例えば二国間関係では互恵関係 mutually beneficial relationship という言葉が使われることがある。これは相互に利益があるから、貰った分は返すべきだという意味で使われる。更にシンプルに WIN-WIN と言ってもいい。

このような関係は様々な形で存在する。友人・婚姻・師弟・雇用・商取引などが身近で理解しやすい。

しかしこれらの関係は、互恵という言葉が連想させるほど理想的な状態が続くとは限らない。微妙な(或いは明らかな)力関係の差や、返報する事柄の非均衡から、関係は歪つになったり解消されたりする。

冷静に見ればこれらの関係は互恵関係と呼ぶより、 相互搾取関係 と呼んだ方が、その関係の有り様をより現実的に理解できるのではないかと思い立った。

具体的な関係の搾取性

雇用関係
マルクスが資本論に著したように(読了した訳ではないが……)、資本家(ここでは雇用主と書く)は従業員を搾取している。
もし搾取していなければ、いくら売上を出そうともそこに利潤は生じず、全額が従業員の賃金として分配されているはずだが、現実には利潤が生じ事業は拡大する(粗利益=全従業員の労働力などの経費+利潤)。
一方で従業員も搾取していると言える。例えば就職市場で提示される賃金を比較し、なるべく高い賃金を支払う企業に良質な労働者が集中する。
労働者は権利としてストライキを起こしたり、組合に加入することができるし、望むタイミングで雇用契約を解除してよい。雇用主はこれらを考慮して賃金の配分を決めなければ企業は成り立たない(あくまで便宜上は)。

====

→ 課題 1: 互恵関係を扱った本文抜粋では、互恵関係をさらにシンプルに言うとどう表現できるとしているか。
→ 課題 2: 記録のうち「printer-select[interactable]: HP Officejet」を含む行から「subheader-title: Печать изображений」を含む行までを、「Тип бумаги」を「Вид бумаги」に置き換えて示しなさい。それ以外は変えないこと。
本文と記録は、互いにつながりのない別々の資料である。

→ 課題用の記録:

====

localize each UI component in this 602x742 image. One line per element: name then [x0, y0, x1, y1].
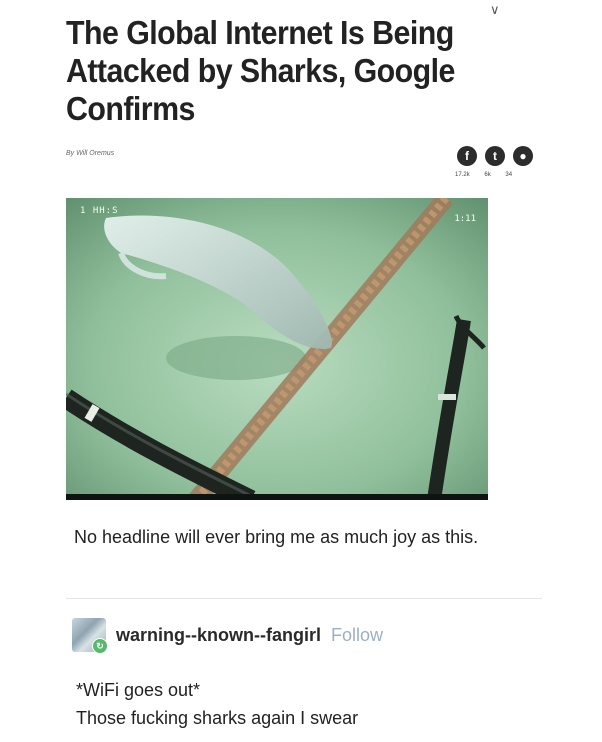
facebook-count: 17.2k	[455, 172, 470, 178]
twitter-icon[interactable]: t	[485, 146, 505, 166]
share-counts: 17.2k 6k 34	[455, 172, 525, 178]
reblog-badge-icon: ↻	[92, 638, 108, 654]
article-headline: The Global Internet Is Being Attacked by…	[66, 14, 455, 127]
facebook-icon[interactable]: f	[457, 146, 477, 166]
comment-count: 34	[505, 172, 513, 178]
post-divider	[66, 598, 542, 599]
comment-icon[interactable]: ●	[513, 146, 533, 166]
avatar[interactable]: ↻	[72, 618, 108, 654]
post-caption: No headline will ever bring me as much j…	[74, 527, 479, 547]
video-osd-right: 1:11	[454, 214, 476, 224]
shark-cable-image	[66, 198, 488, 500]
reblog-header: ↻ warning--known--fangirl Follow	[72, 618, 383, 654]
reblog-username[interactable]: warning--known--fangirl	[116, 625, 321, 646]
article-byline: By Will Oremus	[66, 150, 115, 157]
twitter-count: 6k	[484, 172, 491, 178]
video-osd-left: 1 HH:S	[80, 206, 119, 216]
follow-button[interactable]: Follow	[331, 625, 383, 646]
reblog-comment: *WiFi goes out* Those fucking sharks aga…	[76, 676, 358, 732]
reblog-line-1: *WiFi goes out*	[76, 680, 201, 700]
reblog-line-2: Those fucking sharks again I swear	[76, 708, 359, 728]
share-bar: f t ●	[457, 146, 533, 166]
shark-video-still[interactable]: 1 HH:S 1:11	[66, 198, 488, 500]
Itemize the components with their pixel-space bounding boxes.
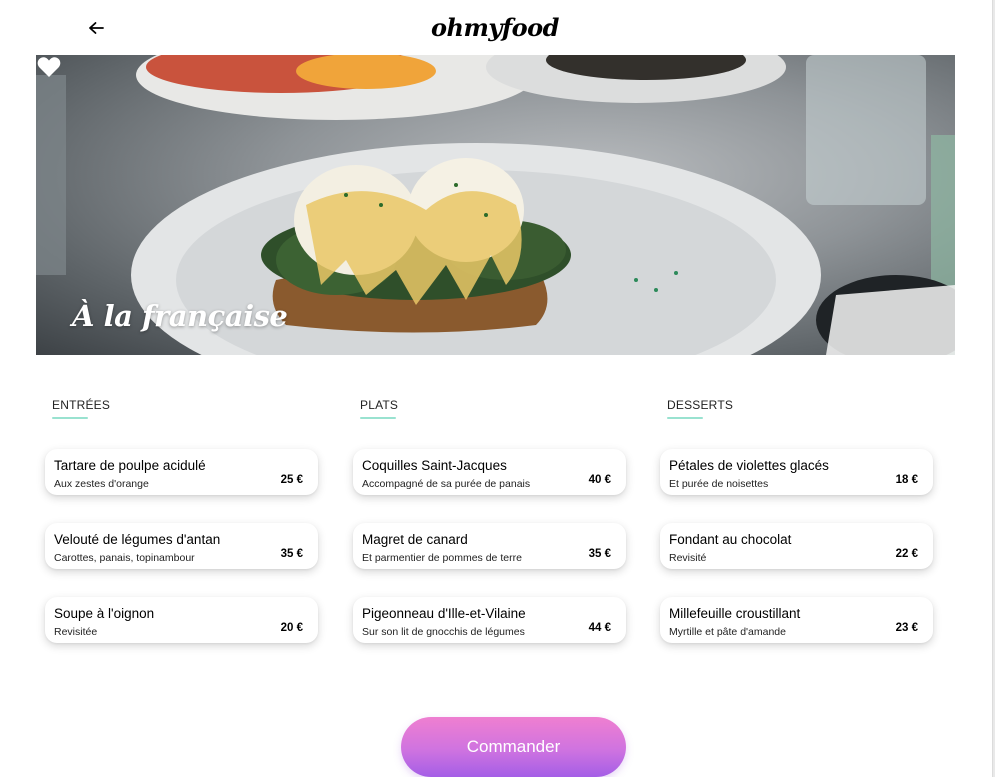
dish-description: Carottes, panais, topinambour [54, 552, 195, 564]
menu-item-card[interactable]: Pétales de violettes glacés Et purée de … [660, 449, 933, 495]
menu-column-desserts: DESSERTS Pétales de violettes glacés Et … [660, 398, 940, 643]
dish-description: Et purée de noisettes [669, 478, 769, 490]
dish-name: Pigeonneau d'Ille-et-Vilaine [362, 606, 526, 621]
dish-name: Millefeuille croustillant [669, 606, 801, 621]
dish-price: 25 € [280, 474, 303, 486]
dish-price: 35 € [588, 548, 611, 560]
dish-description: Accompagné de sa purée de panais [362, 478, 531, 490]
dish-description: Sur son lit de gnocchis de légumes [362, 626, 525, 638]
dish-description: Et parmentier de pommes de terre [362, 552, 522, 564]
dish-price: 40 € [588, 474, 611, 486]
dish-price: 35 € [280, 548, 303, 560]
dish-description: Myrtille et pâte d'amande [669, 626, 786, 638]
dish-price: 22 € [895, 548, 918, 560]
order-button[interactable]: Commander [401, 717, 626, 777]
dish-name: Fondant au chocolat [669, 532, 792, 547]
menu-column-entrees: ENTRÉES Tartare de poulpe acidulé Aux ze… [45, 398, 325, 643]
menu-item-card[interactable]: Velouté de légumes d'antan Carottes, pan… [45, 523, 318, 569]
menu-item-card[interactable]: Magret de canard Et parmentier de pommes… [353, 523, 626, 569]
column-heading: ENTRÉES [52, 398, 111, 412]
dish-name: Pétales de violettes glacés [669, 458, 829, 473]
menu-item-card[interactable]: Coquilles Saint-Jacques Accompagné de sa… [353, 449, 626, 495]
restaurant-title: À la française [72, 299, 288, 333]
dish-name: Soupe à l'oignon [54, 606, 155, 621]
menu-item-card[interactable]: Millefeuille croustillant Myrtille et pâ… [660, 597, 933, 643]
dish-name: Velouté de légumes d'antan [54, 532, 221, 547]
heading-underline [52, 417, 88, 419]
menu-item-card[interactable]: Pigeonneau d'Ille-et-Vilaine Sur son lit… [353, 597, 626, 643]
dish-description: Revisité [669, 552, 707, 564]
dish-name: Magret de canard [362, 532, 468, 547]
hero-banner: À la française [36, 55, 955, 355]
column-heading: PLATS [360, 398, 399, 412]
dish-description: Revisitée [54, 626, 98, 638]
dish-price: 44 € [588, 622, 611, 634]
column-heading: DESSERTS [667, 398, 734, 412]
heart-icon[interactable] [36, 55, 62, 79]
dish-price: 18 € [895, 474, 918, 486]
heading-underline [667, 417, 703, 419]
menu-item-card[interactable]: Tartare de poulpe acidulé Aux zestes d'o… [45, 449, 318, 495]
dish-name: Tartare de poulpe acidulé [54, 458, 206, 473]
dish-description: Aux zestes d'orange [54, 478, 149, 490]
menu-item-card[interactable]: Soupe à l'oignon Revisitée 20 € [45, 597, 318, 643]
heading-underline [360, 417, 396, 419]
dish-price: 20 € [280, 622, 303, 634]
brand-logo[interactable]: ohmyfood [0, 13, 990, 42]
dish-price: 23 € [895, 622, 918, 634]
dish-name: Coquilles Saint-Jacques [362, 458, 507, 473]
menu-column-plats: PLATS Coquilles Saint-Jacques Accompagné… [353, 398, 633, 643]
menu-item-card[interactable]: Fondant au chocolat Revisité 22 € [660, 523, 933, 569]
top-header: ohmyfood [0, 0, 990, 55]
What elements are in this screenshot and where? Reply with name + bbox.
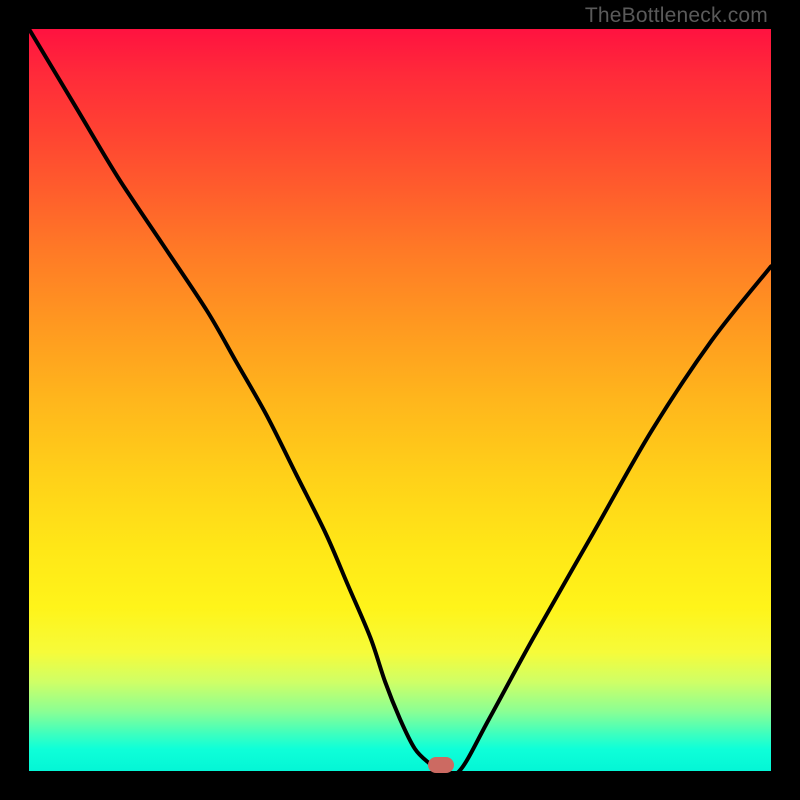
curve-path bbox=[29, 29, 771, 771]
optimum-marker bbox=[428, 757, 454, 773]
plot-area bbox=[29, 29, 771, 771]
bottleneck-curve bbox=[29, 29, 771, 771]
chart-frame: TheBottleneck.com bbox=[0, 0, 800, 800]
attribution-text: TheBottleneck.com bbox=[585, 4, 768, 28]
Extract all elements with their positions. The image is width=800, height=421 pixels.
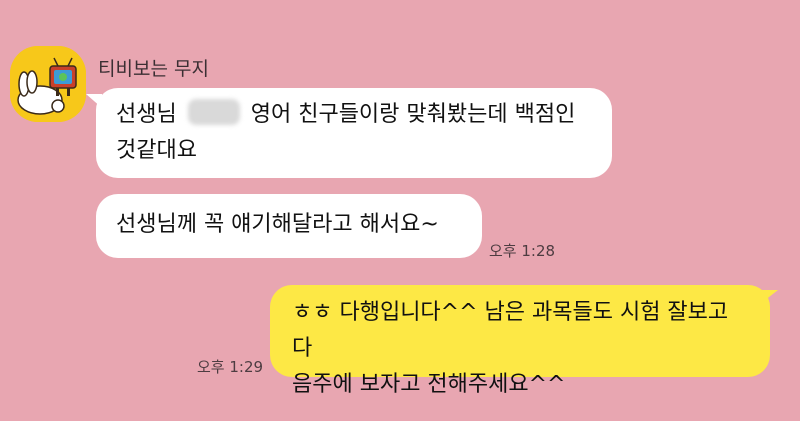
outgoing-message-bubble[interactable]: ㅎㅎ 다행입니다^^ 남은 과목들도 시험 잘보고 다 음주에 보자고 전해주세… bbox=[270, 285, 770, 397]
muzi-watching-tv-icon bbox=[10, 46, 86, 122]
message-line: 음주에 보자고 전해주세요^^ bbox=[292, 372, 566, 397]
message-text: 선생님께 꼭 얘기해달라고 해서요~ bbox=[116, 212, 439, 237]
message-line: ㅎㅎ 다행입니다^^ 남은 과목들도 시험 잘보고 다 bbox=[292, 300, 729, 361]
avatar[interactable] bbox=[10, 46, 86, 122]
blurred-name-redaction bbox=[187, 99, 240, 125]
message-timestamp: 오후 1:29 bbox=[197, 358, 264, 376]
incoming-message-bubble[interactable]: 선생님께 꼭 얘기해달라고 해서요~ bbox=[96, 194, 482, 258]
message-text: 영어 친구들이랑 맞춰봤는데 백점인 bbox=[250, 102, 576, 127]
message-timestamp: 오후 1:28 bbox=[489, 242, 556, 260]
sender-name: 티비보는 무지 bbox=[98, 58, 209, 80]
message-text: 선생님 bbox=[116, 102, 177, 127]
incoming-message-bubble[interactable]: 선생님 영어 친구들이랑 맞춰봤는데 백점인 것같대요 bbox=[96, 88, 612, 178]
message-line: 선생님 영어 친구들이랑 맞춰봤는데 백점인 bbox=[116, 97, 592, 133]
message-line: 것같대요 bbox=[116, 138, 197, 163]
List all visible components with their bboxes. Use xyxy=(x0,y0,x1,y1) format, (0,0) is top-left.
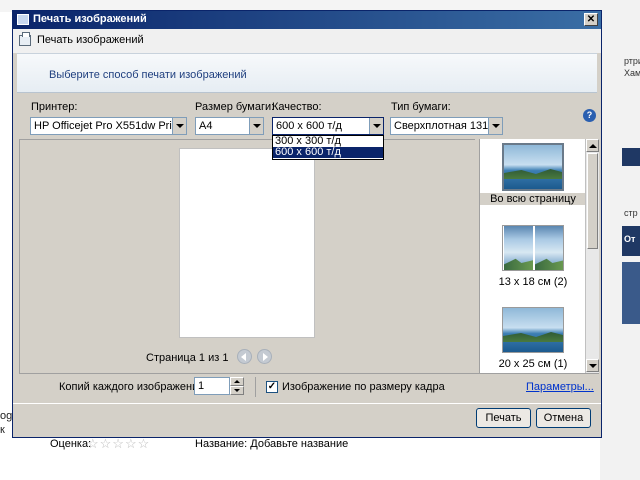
printer-select[interactable]: HP Officejet Pro X551dw Printer P xyxy=(30,117,187,135)
background-text-fragment: Хамс xyxy=(624,68,640,78)
paper-type-label: Тип бумаги: xyxy=(391,101,451,113)
layout-thumbnail-full-page[interactable] xyxy=(502,143,564,191)
printer-select-value: HP Officejet Pro X551dw Printer P xyxy=(34,120,186,132)
paper-type-value: Сверхплотная 131-175 xyxy=(394,120,502,132)
layout-label: 13 x 18 см (2) xyxy=(498,276,568,288)
subheader-title: Печать изображений xyxy=(37,34,144,46)
layout-thumbnail-20x25[interactable] xyxy=(502,307,564,353)
scroll-up-icon[interactable] xyxy=(586,139,599,152)
chevron-down-icon[interactable] xyxy=(249,118,263,134)
dialog-subheader: Печать изображений xyxy=(13,29,601,53)
page-indicator: Страница 1 из 1 xyxy=(146,352,229,364)
quality-select[interactable]: 600 x 600 т/д xyxy=(272,117,384,135)
background-blue-block xyxy=(622,262,640,324)
close-button[interactable]: ✕ xyxy=(584,13,598,26)
background-text-fragment: От xyxy=(624,234,636,244)
divider xyxy=(255,377,256,397)
layout-scrollbar[interactable] xyxy=(585,139,599,373)
previous-page-button[interactable] xyxy=(237,349,252,364)
quality-option-selected[interactable]: 600 x 600 т/д xyxy=(273,147,383,158)
chevron-down-icon[interactable] xyxy=(369,118,383,134)
instruction-banner: Выберите способ печати изображений xyxy=(17,53,597,93)
quality-label: Качество: xyxy=(272,101,322,113)
background-text-fragment: стр xyxy=(624,208,638,218)
chevron-down-icon[interactable] xyxy=(488,118,502,134)
rating-stars[interactable]: ☆☆☆☆☆ xyxy=(87,436,150,452)
background-navy-bar xyxy=(622,148,640,166)
layout-label: 20 x 25 см (1) xyxy=(498,358,568,370)
help-icon[interactable]: ? xyxy=(583,109,596,122)
quality-dropdown-list: 300 x 300 т/д 600 x 600 т/д xyxy=(272,135,384,160)
copies-label: Копий каждого изображения: xyxy=(59,381,208,393)
stepper-down-icon[interactable] xyxy=(230,386,244,395)
layout-thumbnail-13x18[interactable] xyxy=(502,225,564,271)
background-text-fragment: og xyxy=(0,410,13,422)
printer-icon xyxy=(17,14,29,25)
printer-label: Принтер: xyxy=(31,101,78,113)
instruction-text: Выберите способ печати изображений xyxy=(49,69,247,81)
cancel-button[interactable]: Отмена xyxy=(536,408,591,428)
background-footer: Оценка: ☆☆☆☆☆ Название: Добавьте названи… xyxy=(0,436,600,480)
printer-icon xyxy=(19,32,31,46)
fit-to-frame-checkbox[interactable]: ✓ xyxy=(266,381,278,393)
quality-value: 600 x 600 т/д xyxy=(276,120,342,132)
paper-type-select[interactable]: Сверхплотная 131-175 xyxy=(390,117,503,135)
print-button[interactable]: Печать xyxy=(476,408,531,428)
title-label[interactable]: Название: Добавьте название xyxy=(195,438,348,450)
dialog-titlebar[interactable]: Печать изображений ✕ xyxy=(13,11,601,29)
scroll-down-icon[interactable] xyxy=(586,359,599,372)
chevron-down-icon[interactable] xyxy=(172,118,186,134)
options-link[interactable]: Параметры... xyxy=(526,381,594,393)
dialog-title: Печать изображений xyxy=(33,13,147,25)
paper-size-label: Размер бумаги: xyxy=(195,101,275,113)
stepper-up-icon[interactable] xyxy=(230,377,244,386)
next-page-button[interactable] xyxy=(257,349,272,364)
copies-stepper[interactable] xyxy=(230,377,244,395)
rating-label: Оценка: xyxy=(50,438,92,450)
layout-label: Во всю страницу xyxy=(480,193,586,205)
background-text-fragment: к xyxy=(0,424,5,436)
background-right-panel: ртрид Хамс стр От xyxy=(600,0,640,480)
fit-to-frame-label[interactable]: Изображение по размеру кадра xyxy=(282,381,445,393)
paper-size-select[interactable]: A4 xyxy=(195,117,264,135)
copies-input[interactable]: 1 xyxy=(194,377,230,395)
print-preview-page xyxy=(179,148,315,338)
background-text-fragment: ртрид xyxy=(624,56,640,66)
scrollbar-thumb[interactable] xyxy=(587,153,598,249)
print-pictures-dialog: Печать изображений ✕ Печать изображений … xyxy=(12,10,602,438)
layout-list: Во всю страницу 13 x 18 см (2) 20 x 25 с… xyxy=(479,139,599,373)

====

→ 解答例 1: WIN-WIN

→ 解答例 2:
printer-select[interactable]: HP Officejet Pro X551dw Printer P xyxy=(30,117,187,135)
background-text-fragment: Хамс xyxy=(624,68,640,78)
paper-type-label: Вид бумаги: xyxy=(391,101,451,113)
layout-thumbnail-full-page[interactable] xyxy=(502,143,564,191)
printer-select-value: HP Officejet Pro X551dw Printer P xyxy=(34,120,186,132)
paper-type-value: Сверхплотная 131-175 xyxy=(394,120,502,132)
layout-label: 13 x 18 см (2) xyxy=(498,276,568,288)
subheader-title: Печать изображений xyxy=(37,34,144,46)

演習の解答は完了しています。